Exercise instructions: In the data below, locate each line with the word "直观想象" and list it.

(Data entries)
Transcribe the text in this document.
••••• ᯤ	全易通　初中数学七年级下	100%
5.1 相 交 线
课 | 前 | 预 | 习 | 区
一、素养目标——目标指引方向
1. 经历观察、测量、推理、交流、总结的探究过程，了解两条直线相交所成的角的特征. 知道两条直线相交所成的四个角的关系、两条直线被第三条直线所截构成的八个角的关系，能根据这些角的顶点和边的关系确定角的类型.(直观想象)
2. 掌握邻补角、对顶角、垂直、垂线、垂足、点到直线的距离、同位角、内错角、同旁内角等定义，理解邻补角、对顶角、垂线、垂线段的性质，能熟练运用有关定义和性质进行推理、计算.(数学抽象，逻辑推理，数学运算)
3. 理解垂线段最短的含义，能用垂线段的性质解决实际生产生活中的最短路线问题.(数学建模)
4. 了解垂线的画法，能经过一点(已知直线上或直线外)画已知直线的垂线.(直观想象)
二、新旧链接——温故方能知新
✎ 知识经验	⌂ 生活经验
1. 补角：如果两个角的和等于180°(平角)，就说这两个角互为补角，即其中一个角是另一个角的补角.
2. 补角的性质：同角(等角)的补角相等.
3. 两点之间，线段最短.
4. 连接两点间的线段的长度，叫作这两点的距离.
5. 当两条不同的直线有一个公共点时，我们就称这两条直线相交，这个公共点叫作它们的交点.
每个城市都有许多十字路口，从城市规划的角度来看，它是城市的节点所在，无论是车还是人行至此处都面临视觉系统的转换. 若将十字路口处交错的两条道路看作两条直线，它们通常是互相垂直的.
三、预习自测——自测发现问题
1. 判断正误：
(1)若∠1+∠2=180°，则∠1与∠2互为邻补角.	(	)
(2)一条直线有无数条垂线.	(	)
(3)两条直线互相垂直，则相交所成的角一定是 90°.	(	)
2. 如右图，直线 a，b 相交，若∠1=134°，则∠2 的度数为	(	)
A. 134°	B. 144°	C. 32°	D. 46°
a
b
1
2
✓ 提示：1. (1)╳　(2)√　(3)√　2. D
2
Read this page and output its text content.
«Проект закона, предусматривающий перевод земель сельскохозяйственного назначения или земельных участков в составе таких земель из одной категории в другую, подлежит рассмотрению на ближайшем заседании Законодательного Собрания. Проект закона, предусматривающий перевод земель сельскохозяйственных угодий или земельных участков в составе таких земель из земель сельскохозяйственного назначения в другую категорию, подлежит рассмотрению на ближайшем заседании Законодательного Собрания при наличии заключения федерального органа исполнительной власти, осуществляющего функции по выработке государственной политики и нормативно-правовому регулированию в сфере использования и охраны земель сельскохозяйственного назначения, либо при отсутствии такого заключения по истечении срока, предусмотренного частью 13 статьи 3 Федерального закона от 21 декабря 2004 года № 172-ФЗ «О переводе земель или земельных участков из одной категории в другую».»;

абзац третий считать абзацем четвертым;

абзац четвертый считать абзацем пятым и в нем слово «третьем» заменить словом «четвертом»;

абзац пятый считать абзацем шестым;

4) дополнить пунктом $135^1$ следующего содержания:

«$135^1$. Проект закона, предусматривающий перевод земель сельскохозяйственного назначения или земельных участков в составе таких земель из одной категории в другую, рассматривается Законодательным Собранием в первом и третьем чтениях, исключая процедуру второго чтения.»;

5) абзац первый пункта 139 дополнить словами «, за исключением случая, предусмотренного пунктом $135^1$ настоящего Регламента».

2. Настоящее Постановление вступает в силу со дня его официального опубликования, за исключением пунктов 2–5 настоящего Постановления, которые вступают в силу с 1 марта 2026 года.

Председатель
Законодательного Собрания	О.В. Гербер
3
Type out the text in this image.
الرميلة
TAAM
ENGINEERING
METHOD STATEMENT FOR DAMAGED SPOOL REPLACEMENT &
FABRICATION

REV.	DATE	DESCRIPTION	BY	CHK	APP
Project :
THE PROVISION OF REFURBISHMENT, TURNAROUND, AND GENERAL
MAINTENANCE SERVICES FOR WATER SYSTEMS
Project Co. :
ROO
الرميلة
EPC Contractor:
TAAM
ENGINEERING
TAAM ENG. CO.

Solution to this task:
1. 经历观察、测量、推理、交流、总结的探究过程，了解两条直线相交所成的角的特征. 知道两条直线相交所成的四个角的关系、两条直线被第三条直线所截构成的八个角的关系，能根据这些角的顶点和边的关系确定角的类型.(直观想象)
4. 了解垂线的画法，能经过一点(已知直线上或直线外)画已知直线的垂线.(直观想象)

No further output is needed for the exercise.